## WRITTEN EXERCISE
Reproduce the material in full, exactly as written.

## Records from a data source

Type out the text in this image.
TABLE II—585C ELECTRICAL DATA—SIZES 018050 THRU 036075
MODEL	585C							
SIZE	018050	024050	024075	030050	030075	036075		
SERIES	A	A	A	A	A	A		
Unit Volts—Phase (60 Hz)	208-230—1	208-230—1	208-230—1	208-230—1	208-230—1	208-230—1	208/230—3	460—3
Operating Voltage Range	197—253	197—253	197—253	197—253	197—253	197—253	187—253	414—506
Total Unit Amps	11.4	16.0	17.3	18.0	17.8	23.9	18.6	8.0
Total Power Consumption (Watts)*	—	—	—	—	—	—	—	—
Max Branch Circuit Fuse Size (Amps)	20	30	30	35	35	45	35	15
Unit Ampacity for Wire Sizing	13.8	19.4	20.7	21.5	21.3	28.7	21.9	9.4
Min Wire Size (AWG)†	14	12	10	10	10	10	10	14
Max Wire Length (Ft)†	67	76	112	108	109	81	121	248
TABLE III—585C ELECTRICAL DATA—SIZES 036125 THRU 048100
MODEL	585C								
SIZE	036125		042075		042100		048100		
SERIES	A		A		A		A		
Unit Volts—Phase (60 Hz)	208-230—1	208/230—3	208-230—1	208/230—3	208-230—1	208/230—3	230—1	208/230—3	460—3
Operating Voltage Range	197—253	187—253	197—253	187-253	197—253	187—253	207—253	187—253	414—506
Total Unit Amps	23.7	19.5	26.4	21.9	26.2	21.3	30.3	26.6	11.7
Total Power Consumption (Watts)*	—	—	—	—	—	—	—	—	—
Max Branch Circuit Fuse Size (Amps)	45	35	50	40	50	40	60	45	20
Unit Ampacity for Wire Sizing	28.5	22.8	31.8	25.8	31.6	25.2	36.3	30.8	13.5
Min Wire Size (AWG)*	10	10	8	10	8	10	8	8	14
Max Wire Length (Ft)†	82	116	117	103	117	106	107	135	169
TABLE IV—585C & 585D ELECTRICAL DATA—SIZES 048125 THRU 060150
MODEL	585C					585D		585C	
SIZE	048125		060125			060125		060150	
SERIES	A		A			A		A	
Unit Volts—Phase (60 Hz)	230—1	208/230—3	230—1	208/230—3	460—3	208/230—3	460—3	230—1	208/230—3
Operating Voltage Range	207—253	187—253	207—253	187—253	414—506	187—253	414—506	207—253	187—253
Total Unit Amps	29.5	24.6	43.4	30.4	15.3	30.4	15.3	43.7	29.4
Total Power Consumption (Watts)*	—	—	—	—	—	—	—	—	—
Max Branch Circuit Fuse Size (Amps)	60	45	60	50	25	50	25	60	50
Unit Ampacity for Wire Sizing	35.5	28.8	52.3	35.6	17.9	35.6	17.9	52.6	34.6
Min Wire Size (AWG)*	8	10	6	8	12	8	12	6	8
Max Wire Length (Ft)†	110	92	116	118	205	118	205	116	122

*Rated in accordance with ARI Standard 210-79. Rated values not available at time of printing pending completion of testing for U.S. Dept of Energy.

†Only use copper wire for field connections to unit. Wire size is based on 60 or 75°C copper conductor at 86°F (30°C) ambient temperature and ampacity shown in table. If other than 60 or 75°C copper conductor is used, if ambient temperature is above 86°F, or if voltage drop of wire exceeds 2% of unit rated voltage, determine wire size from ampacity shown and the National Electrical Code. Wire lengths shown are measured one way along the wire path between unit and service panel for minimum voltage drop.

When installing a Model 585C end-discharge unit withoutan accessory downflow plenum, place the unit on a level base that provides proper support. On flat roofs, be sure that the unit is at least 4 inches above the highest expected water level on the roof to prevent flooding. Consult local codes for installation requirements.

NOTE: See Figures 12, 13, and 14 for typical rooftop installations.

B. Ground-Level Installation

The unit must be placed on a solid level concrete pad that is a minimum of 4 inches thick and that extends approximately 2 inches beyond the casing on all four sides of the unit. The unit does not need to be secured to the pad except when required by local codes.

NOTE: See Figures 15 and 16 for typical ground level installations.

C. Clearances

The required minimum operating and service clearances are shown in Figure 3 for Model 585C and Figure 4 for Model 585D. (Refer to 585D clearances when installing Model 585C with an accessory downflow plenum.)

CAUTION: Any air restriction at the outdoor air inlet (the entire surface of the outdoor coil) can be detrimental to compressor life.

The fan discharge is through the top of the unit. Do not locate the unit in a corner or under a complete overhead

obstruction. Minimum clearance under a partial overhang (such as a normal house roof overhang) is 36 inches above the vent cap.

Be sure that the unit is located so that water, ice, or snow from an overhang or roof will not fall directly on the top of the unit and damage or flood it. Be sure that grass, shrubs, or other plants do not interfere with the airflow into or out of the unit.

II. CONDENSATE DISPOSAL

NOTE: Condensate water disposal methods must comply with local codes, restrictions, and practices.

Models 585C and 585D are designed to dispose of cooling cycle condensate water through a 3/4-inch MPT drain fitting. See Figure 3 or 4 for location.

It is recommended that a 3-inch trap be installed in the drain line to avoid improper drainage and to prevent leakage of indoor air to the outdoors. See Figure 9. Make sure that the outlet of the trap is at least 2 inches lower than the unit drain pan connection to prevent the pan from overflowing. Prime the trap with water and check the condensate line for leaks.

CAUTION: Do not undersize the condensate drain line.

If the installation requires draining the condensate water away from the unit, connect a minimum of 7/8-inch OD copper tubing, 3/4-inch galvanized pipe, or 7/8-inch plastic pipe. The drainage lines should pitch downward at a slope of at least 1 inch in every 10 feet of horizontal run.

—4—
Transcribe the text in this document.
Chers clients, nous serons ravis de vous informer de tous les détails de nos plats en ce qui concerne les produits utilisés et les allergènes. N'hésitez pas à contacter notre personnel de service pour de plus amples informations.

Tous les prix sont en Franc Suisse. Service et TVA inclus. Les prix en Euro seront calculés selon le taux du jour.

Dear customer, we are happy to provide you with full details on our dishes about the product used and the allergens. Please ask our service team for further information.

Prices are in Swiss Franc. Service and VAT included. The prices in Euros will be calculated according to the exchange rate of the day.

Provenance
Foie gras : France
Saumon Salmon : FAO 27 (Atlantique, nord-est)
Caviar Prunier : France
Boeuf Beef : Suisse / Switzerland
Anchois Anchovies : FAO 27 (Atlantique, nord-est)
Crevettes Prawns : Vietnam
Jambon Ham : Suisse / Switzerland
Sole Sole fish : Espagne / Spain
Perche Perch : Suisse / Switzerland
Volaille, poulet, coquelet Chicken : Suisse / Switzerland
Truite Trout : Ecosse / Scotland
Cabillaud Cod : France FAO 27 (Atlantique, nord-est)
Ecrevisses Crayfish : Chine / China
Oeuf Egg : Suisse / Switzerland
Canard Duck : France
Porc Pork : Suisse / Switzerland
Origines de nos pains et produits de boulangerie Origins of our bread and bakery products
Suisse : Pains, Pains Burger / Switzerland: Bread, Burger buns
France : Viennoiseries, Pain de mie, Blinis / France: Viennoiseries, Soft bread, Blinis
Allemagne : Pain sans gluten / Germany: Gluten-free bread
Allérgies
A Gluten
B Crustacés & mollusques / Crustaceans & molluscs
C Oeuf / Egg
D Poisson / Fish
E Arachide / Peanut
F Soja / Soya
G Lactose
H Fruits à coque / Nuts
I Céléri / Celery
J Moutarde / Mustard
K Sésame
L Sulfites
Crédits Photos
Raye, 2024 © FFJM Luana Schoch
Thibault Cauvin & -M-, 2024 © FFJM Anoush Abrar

## THE RESPONSE
Type out the text in this image.
TABLE II—585C ELECTRICAL DATA—SIZES 018050 THRU 036075
MODEL	585C							
SIZE	018050	024050	024075	030050	030075	036075		
SERIES	A	A	A	A	A	A		
Unit Volts—Phase (60 Hz)	208-230—1	208-230—1	208-230—1	208-230—1	208-230—1	208-230—1	208/230—3	460—3
Operating Voltage Range	197—253	197—253	197—253	197—253	197—253	197—253	187—253	414—506
Total Unit Amps	11.4	16.0	17.3	18.0	17.8	23.9	18.6	8.0
Total Power Consumption (Watts)*	—	—	—	—	—	—	—	—
Max Branch Circuit Fuse Size (Amps)	20	30	30	35	35	45	35	15
Unit Ampacity for Wire Sizing	13.8	19.4	20.7	21.5	21.3	28.7	21.9	9.4
Min Wire Size (AWG)†	14	12	10	10	10	10	10	14
Max Wire Length (Ft)†	67	76	112	108	109	81	121	248
TABLE III—585C ELECTRICAL DATA—SIZES 036125 THRU 048100
MODEL	585C								
SIZE	036125		042075		042100		048100		
SERIES	A		A		A		A		
Unit Volts—Phase (60 Hz)	208-230—1	208/230—3	208-230—1	208/230—3	208-230—1	208/230—3	230—1	208/230—3	460—3
Operating Voltage Range	197—253	187—253	197—253	187-253	197—253	187—253	207—253	187—253	414—506
Total Unit Amps	23.7	19.5	26.4	21.9	26.2	21.3	30.3	26.6	11.7
Total Power Consumption (Watts)*	—	—	—	—	—	—	—	—	—
Max Branch Circuit Fuse Size (Amps)	45	35	50	40	50	40	60	45	20
Unit Ampacity for Wire Sizing	28.5	22.8	31.8	25.8	31.6	25.2	36.3	30.8	13.5
Min Wire Size (AWG)*	10	10	8	10	8	10	8	8	14
Max Wire Length (Ft)†	82	116	117	103	117	106	107	135	169
TABLE IV—585C & 585D ELECTRICAL DATA—SIZES 048125 THRU 060150
MODEL	585C					585D		585C	
SIZE	048125		060125			060125		060150	
SERIES	A		A			A		A	
Unit Volts—Phase (60 Hz)	230—1	208/230—3	230—1	208/230—3	460—3	208/230—3	460—3	230—1	208/230—3
Operating Voltage Range	207—253	187—253	207—253	187—253	414—506	187—253	414—506	207—253	187—253
Total Unit Amps	29.5	24.6	43.4	30.4	15.3	30.4	15.3	43.7	29.4
Total Power Consumption (Watts)*	—	—	—	—	—	—	—	—	—
Max Branch Circuit Fuse Size (Amps)	60	45	60	50	25	50	25	60	50
Unit Ampacity for Wire Sizing	35.5	28.8	52.3	35.6	17.9	35.6	17.9	52.6	34.6
Min Wire Size (AWG)*	8	10	6	8	12	8	12	6	8
Max Wire Length (Ft)†	110	92	116	118	205	118	205	116	122

*Rated in accordance with ARI Standard 210-79. Rated values not available at time of printing pending completion of testing for U.S. Dept of Energy.

†Only use copper wire for field connections to unit. Wire size is based on 60 or 75°C copper conductor at 86°F (30°C) ambient temperature and ampacity shown in table. If other than 60 or 75°C copper conductor is used, if ambient temperature is above 86°F, or if voltage drop of wire exceeds 2% of unit rated voltage, determine wire size from ampacity shown and the National Electrical Code. Wire lengths shown are measured one way along the wire path between unit and service panel for minimum voltage drop.

When installing a Model 585C end-discharge unit withoutan accessory downflow plenum, place the unit on a level base that provides proper support. On flat roofs, be sure that the unit is at least 4 inches above the highest expected water level on the roof to prevent flooding. Consult local codes for installation requirements.

NOTE: See Figures 12, 13, and 14 for typical rooftop installations.

B. Ground-Level Installation

The unit must be placed on a solid level concrete pad that is a minimum of 4 inches thick and that extends approximately 2 inches beyond the casing on all four sides of the unit. The unit does not need to be secured to the pad except when required by local codes.

NOTE: See Figures 15 and 16 for typical ground level installations.

C. Clearances

The required minimum operating and service clearances are shown in Figure 3 for Model 585C and Figure 4 for Model 585D. (Refer to 585D clearances when installing Model 585C with an accessory downflow plenum.)

CAUTION: Any air restriction at the outdoor air inlet (the entire surface of the outdoor coil) can be detrimental to compressor life.

The fan discharge is through the top of the unit. Do not locate the unit in a corner or under a complete overhead

obstruction. Minimum clearance under a partial overhang (such as a normal house roof overhang) is 36 inches above the vent cap.

Be sure that the unit is located so that water, ice, or snow from an overhang or roof will not fall directly on the top of the unit and damage or flood it. Be sure that grass, shrubs, or other plants do not interfere with the airflow into or out of the unit.

II. CONDENSATE DISPOSAL

NOTE: Condensate water disposal methods must comply with local codes, restrictions, and practices.

Models 585C and 585D are designed to dispose of cooling cycle condensate water through a 3/4-inch MPT drain fitting. See Figure 3 or 4 for location.

It is recommended that a 3-inch trap be installed in the drain line to avoid improper drainage and to prevent leakage of indoor air to the outdoors. See Figure 9. Make sure that the outlet of the trap is at least 2 inches lower than the unit drain pan connection to prevent the pan from overflowing. Prime the trap with water and check the condensate line for leaks.

CAUTION: Do not undersize the condensate drain line.

If the installation requires draining the condensate water away from the unit, connect a minimum of 7/8-inch OD copper tubing, 3/4-inch galvanized pipe, or 7/8-inch plastic pipe. The drainage lines should pitch downward at a slope of at least 1 inch in every 10 feet of horizontal run.

—4—
Transcribe the text in this document.
Chers clients, nous serons ravis de vous informer de tous les détails de nos plats en ce qui concerne les produits utilisés et les allergènes. N'hésitez pas à contacter notre personnel de service pour de plus amples informations.

Tous les prix sont en Franc Suisse. Service et TVA inclus. Les prix en Euro seront calculés selon le taux du jour.

Dear customer, we are happy to provide you with full details on our dishes about the product used and the allergens. Please ask our service team for further information.

Prices are in Swiss Franc. Service and VAT included. The prices in Euros will be calculated according to the exchange rate of the day.

Provenance
Foie gras : France
Saumon Salmon : FAO 27 (Atlantique, nord-est)
Caviar Prunier : France
Boeuf Beef : Suisse / Switzerland
Anchois Anchovies : FAO 27 (Atlantique, nord-est)
Crevettes Prawns : Vietnam
Jambon Ham : Suisse / Switzerland
Sole Sole fish : Espagne / Spain
Perche Perch : Suisse / Switzerland
Volaille, poulet, coquelet Chicken : Suisse / Switzerland
Truite Trout : Ecosse / Scotland
Cabillaud Cod : France FAO 27 (Atlantique, nord-est)
Ecrevisses Crayfish : Chine / China
Oeuf Egg : Suisse / Switzerland
Canard Duck : France
Porc Pork : Suisse / Switzerland
Origines de nos pains et produits de boulangerie Origins of our bread and bakery products
Suisse : Pains, Pains Burger / Switzerland: Bread, Burger buns
France : Viennoiseries, Pain de mie, Blinis / France: Viennoiseries, Soft bread, Blinis
Allemagne : Pain sans gluten / Germany: Gluten-free bread
Allérgies
A Gluten
B Crustacés & mollusques / Crustaceans & molluscs
C Oeuf / Egg
D Poisson / Fish
E Arachide / Peanut
F Soja / Soya
G Lactose
H Fruits à coque / Nuts
I Céléri / Celery
J Moutarde / Mustard
K Sésame
L Sulfites
Crédits Photos
Raye, 2024 © FFJM Luana Schoch
Thibault Cauvin & -M-, 2024 © FFJM Anoush Abrar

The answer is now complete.